Copy only the lines from the one containing "Extract the structured" through the final line of the records below, exactly as written, with no pictures.

**Part of a data file:**
+ + + + +
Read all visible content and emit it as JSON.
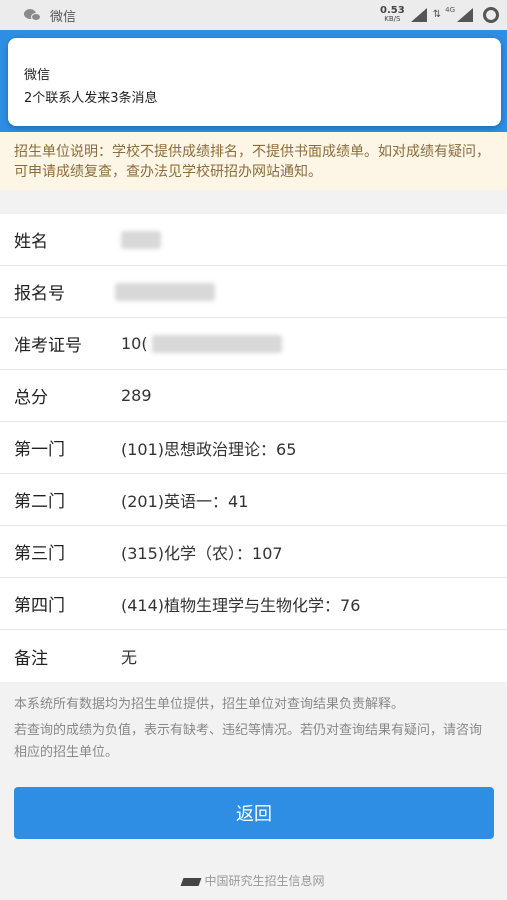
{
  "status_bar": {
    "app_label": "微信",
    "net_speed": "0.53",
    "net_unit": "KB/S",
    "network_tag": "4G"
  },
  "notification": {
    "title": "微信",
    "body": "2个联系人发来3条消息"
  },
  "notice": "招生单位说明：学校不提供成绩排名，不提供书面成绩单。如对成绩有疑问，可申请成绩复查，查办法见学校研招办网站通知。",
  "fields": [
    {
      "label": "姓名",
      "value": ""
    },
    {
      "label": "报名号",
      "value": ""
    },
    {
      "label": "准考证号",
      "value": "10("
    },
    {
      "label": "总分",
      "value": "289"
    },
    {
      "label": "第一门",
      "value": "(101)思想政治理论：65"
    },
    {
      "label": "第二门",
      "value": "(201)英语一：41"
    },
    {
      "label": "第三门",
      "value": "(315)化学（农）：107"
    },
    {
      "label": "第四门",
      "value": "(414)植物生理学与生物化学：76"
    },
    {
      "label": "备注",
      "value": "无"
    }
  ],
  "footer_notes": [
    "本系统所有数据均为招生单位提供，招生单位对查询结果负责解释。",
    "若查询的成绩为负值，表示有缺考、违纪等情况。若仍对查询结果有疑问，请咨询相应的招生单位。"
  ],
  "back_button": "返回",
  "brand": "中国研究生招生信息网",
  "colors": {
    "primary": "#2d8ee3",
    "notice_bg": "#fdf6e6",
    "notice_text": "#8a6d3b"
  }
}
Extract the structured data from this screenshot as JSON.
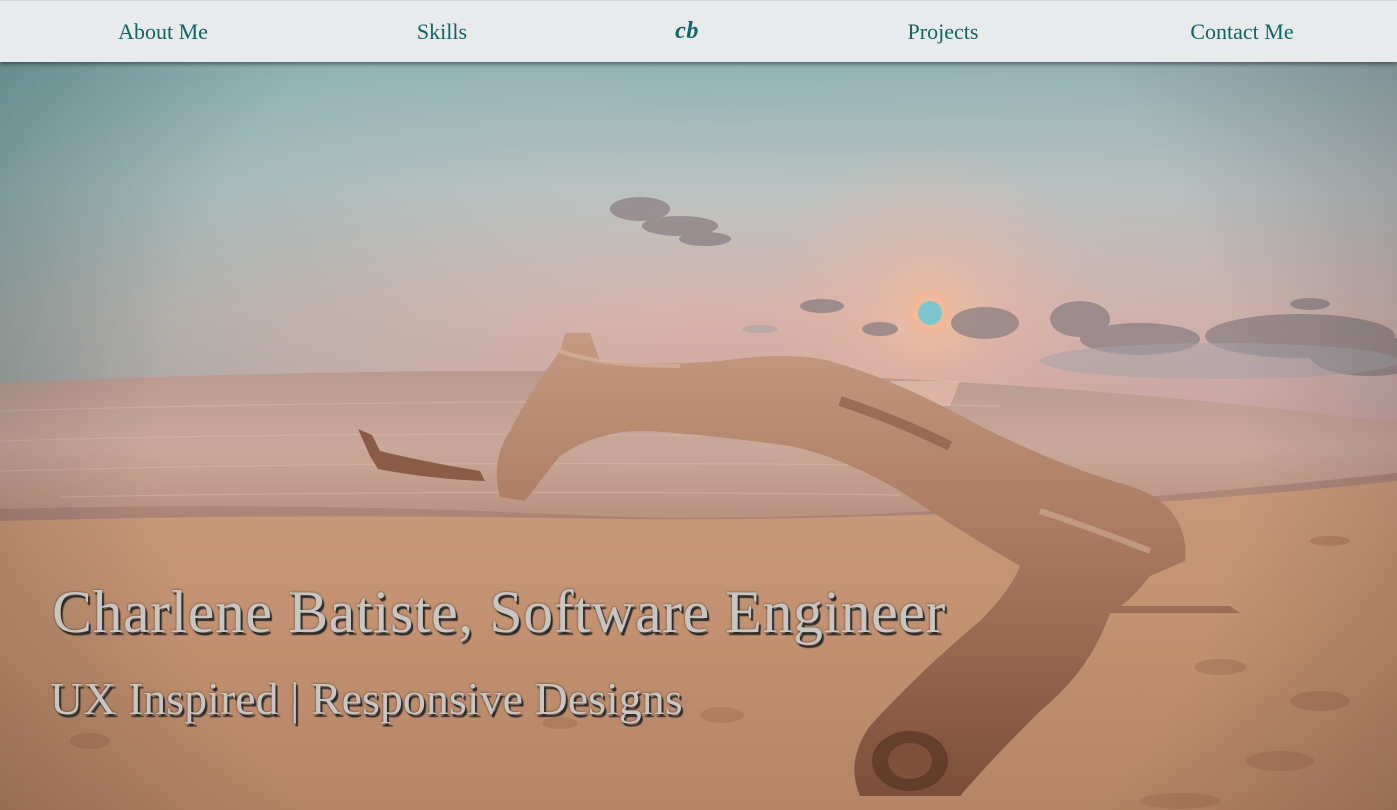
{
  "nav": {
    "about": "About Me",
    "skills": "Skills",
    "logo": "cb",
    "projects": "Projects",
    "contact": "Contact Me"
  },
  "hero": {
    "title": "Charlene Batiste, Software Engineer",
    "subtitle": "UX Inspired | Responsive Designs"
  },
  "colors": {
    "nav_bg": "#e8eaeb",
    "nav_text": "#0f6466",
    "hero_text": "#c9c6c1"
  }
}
+ + + + +
**Task solution:**
Extract the structured data from this screenshot as JSON.
{
  "nav": {
    "about": "About Me",
    "skills": "Skills",
    "logo": "cb",
    "projects": "Projects",
    "contact": "Contact Me"
  },
  "hero": {
    "title": "Charlene Batiste, Software Engineer",
    "subtitle": "UX Inspired | Responsive Designs"
  },
  "colors": {
    "nav_bg": "#e8eaeb",
    "nav_text": "#0f6466",
    "hero_text": "#c9c6c1"
  }
}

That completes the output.